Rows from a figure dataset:
------------------------------

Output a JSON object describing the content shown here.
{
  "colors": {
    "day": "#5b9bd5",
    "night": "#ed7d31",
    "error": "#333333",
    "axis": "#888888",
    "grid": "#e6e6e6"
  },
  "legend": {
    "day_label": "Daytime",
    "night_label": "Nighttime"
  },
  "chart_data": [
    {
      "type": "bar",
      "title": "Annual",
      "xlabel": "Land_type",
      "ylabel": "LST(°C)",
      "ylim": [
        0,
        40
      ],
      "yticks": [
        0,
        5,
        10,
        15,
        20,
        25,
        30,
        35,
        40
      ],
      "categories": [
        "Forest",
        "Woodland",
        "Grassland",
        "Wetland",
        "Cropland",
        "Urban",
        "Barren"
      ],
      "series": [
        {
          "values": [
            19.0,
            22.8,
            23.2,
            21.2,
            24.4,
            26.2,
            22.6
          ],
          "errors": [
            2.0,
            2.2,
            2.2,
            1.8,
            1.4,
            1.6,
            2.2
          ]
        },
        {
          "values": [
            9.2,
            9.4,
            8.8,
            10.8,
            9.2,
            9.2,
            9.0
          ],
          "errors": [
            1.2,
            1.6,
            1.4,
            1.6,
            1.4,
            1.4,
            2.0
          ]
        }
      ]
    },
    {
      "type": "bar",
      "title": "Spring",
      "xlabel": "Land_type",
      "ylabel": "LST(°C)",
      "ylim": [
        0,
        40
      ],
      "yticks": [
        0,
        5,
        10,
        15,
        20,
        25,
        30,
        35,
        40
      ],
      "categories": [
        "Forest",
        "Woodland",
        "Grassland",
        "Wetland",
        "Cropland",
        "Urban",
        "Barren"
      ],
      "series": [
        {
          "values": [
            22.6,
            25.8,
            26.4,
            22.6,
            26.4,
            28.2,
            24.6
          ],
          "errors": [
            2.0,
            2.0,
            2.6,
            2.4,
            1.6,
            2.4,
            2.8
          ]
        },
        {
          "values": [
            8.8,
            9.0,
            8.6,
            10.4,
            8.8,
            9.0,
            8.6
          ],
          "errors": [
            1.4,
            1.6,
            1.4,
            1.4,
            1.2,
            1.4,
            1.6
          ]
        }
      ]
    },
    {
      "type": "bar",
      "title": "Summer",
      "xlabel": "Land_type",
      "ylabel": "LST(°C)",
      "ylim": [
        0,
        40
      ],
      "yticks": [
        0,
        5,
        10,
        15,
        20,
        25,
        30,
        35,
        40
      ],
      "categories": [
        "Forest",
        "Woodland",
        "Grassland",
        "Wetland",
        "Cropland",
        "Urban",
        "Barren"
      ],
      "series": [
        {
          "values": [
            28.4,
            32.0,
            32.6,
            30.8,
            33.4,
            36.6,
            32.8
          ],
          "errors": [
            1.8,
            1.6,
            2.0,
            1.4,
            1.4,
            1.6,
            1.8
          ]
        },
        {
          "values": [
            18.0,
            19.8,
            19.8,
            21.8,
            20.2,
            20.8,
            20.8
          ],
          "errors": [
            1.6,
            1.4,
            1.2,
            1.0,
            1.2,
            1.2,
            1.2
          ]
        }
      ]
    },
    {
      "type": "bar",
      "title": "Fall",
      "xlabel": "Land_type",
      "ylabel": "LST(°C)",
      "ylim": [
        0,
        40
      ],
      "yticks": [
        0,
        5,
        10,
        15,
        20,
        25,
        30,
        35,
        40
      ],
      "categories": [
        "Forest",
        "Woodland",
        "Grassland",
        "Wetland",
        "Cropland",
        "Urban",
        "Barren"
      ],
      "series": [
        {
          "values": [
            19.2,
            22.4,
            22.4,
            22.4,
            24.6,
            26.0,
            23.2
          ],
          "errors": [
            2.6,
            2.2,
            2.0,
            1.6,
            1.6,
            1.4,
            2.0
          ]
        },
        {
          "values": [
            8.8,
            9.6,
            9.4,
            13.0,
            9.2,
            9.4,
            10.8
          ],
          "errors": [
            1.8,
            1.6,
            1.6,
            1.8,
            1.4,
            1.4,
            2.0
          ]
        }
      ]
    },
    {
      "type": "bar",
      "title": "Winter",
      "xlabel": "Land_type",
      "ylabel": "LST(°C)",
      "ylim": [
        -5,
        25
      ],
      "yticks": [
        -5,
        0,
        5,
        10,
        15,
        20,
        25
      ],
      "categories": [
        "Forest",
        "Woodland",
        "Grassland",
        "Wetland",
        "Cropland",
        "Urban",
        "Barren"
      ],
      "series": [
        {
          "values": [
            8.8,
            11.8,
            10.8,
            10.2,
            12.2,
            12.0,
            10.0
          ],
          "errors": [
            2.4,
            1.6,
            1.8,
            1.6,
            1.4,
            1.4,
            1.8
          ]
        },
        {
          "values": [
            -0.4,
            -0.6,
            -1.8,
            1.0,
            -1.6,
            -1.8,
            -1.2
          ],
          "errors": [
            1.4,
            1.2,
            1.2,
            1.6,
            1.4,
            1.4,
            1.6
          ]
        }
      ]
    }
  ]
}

------------------------------

■ **Directions for this task**
Exactly as shown, repeat every record.

■ **Task response**
Output a JSON object describing the content shown here.
{
  "colors": {
    "day": "#5b9bd5",
    "night": "#ed7d31",
    "error": "#333333",
    "axis": "#888888",
    "grid": "#e6e6e6"
  },
  "legend": {
    "day_label": "Daytime",
    "night_label": "Nighttime"
  },
  "chart_data": [
    {
      "type": "bar",
      "title": "Annual",
      "xlabel": "Land_type",
      "ylabel": "LST(°C)",
      "ylim": [
        0,
        40
      ],
      "yticks": [
        0,
        5,
        10,
        15,
        20,
        25,
        30,
        35,
        40
      ],
      "categories": [
        "Forest",
        "Woodland",
        "Grassland",
        "Wetland",
        "Cropland",
        "Urban",
        "Barren"
      ],
      "series": [
        {
          "values": [
            19.0,
            22.8,
            23.2,
            21.2,
            24.4,
            26.2,
            22.6
          ],
          "errors": [
            2.0,
            2.2,
            2.2,
            1.8,
            1.4,
            1.6,
            2.2
          ]
        },
        {
          "values": [
            9.2,
            9.4,
            8.8,
            10.8,
            9.2,
            9.2,
            9.0
          ],
          "errors": [
            1.2,
            1.6,
            1.4,
            1.6,
            1.4,
            1.4,
            2.0
          ]
        }
      ]
    },
    {
      "type": "bar",
      "title": "Spring",
      "xlabel": "Land_type",
      "ylabel": "LST(°C)",
      "ylim": [
        0,
        40
      ],
      "yticks": [
        0,
        5,
        10,
        15,
        20,
        25,
        30,
        35,
        40
      ],
      "categories": [
        "Forest",
        "Woodland",
        "Grassland",
        "Wetland",
        "Cropland",
        "Urban",
        "Barren"
      ],
      "series": [
        {
          "values": [
            22.6,
            25.8,
            26.4,
            22.6,
            26.4,
            28.2,
            24.6
          ],
          "errors": [
            2.0,
            2.0,
            2.6,
            2.4,
            1.6,
            2.4,
            2.8
          ]
        },
        {
          "values": [
            8.8,
            9.0,
            8.6,
            10.4,
            8.8,
            9.0,
            8.6
          ],
          "errors": [
            1.4,
            1.6,
            1.4,
            1.4,
            1.2,
            1.4,
            1.6
          ]
        }
      ]
    },
    {
      "type": "bar",
      "title": "Summer",
      "xlabel": "Land_type",
      "ylabel": "LST(°C)",
      "ylim": [
        0,
        40
      ],
      "yticks": [
        0,
        5,
        10,
        15,
        20,
        25,
        30,
        35,
        40
      ],
      "categories": [
        "Forest",
        "Woodland",
        "Grassland",
        "Wetland",
        "Cropland",
        "Urban",
        "Barren"
      ],
      "series": [
        {
          "values": [
            28.4,
            32.0,
            32.6,
            30.8,
            33.4,
            36.6,
            32.8
          ],
          "errors": [
            1.8,
            1.6,
            2.0,
            1.4,
            1.4,
            1.6,
            1.8
          ]
        },
        {
          "values": [
            18.0,
            19.8,
            19.8,
            21.8,
            20.2,
            20.8,
            20.8
          ],
          "errors": [
            1.6,
            1.4,
            1.2,
            1.0,
            1.2,
            1.2,
            1.2
          ]
        }
      ]
    },
    {
      "type": "bar",
      "title": "Fall",
      "xlabel": "Land_type",
      "ylabel": "LST(°C)",
      "ylim": [
        0,
        40
      ],
      "yticks": [
        0,
        5,
        10,
        15,
        20,
        25,
        30,
        35,
        40
      ],
      "categories": [
        "Forest",
        "Woodland",
        "Grassland",
        "Wetland",
        "Cropland",
        "Urban",
        "Barren"
      ],
      "series": [
        {
          "values": [
            19.2,
            22.4,
            22.4,
            22.4,
            24.6,
            26.0,
            23.2
          ],
          "errors": [
            2.6,
            2.2,
            2.0,
            1.6,
            1.6,
            1.4,
            2.0
          ]
        },
        {
          "values": [
            8.8,
            9.6,
            9.4,
            13.0,
            9.2,
            9.4,
            10.8
          ],
          "errors": [
            1.8,
            1.6,
            1.6,
            1.8,
            1.4,
            1.4,
            2.0
          ]
        }
      ]
    },
    {
      "type": "bar",
      "title": "Winter",
      "xlabel": "Land_type",
      "ylabel": "LST(°C)",
      "ylim": [
        -5,
        25
      ],
      "yticks": [
        -5,
        0,
        5,
        10,
        15,
        20,
        25
      ],
      "categories": [
        "Forest",
        "Woodland",
        "Grassland",
        "Wetland",
        "Cropland",
        "Urban",
        "Barren"
      ],
      "series": [
        {
          "values": [
            8.8,
            11.8,
            10.8,
            10.2,
            12.2,
            12.0,
            10.0
          ],
          "errors": [
            2.4,
            1.6,
            1.8,
            1.6,
            1.4,
            1.4,
            1.8
          ]
        },
        {
          "values": [
            -0.4,
            -0.6,
            -1.8,
            1.0,
            -1.6,
            -1.8,
            -1.2
          ],
          "errors": [
            1.4,
            1.2,
            1.2,
            1.6,
            1.4,
            1.4,
            1.6
          ]
        }
      ]
    }
  ]
}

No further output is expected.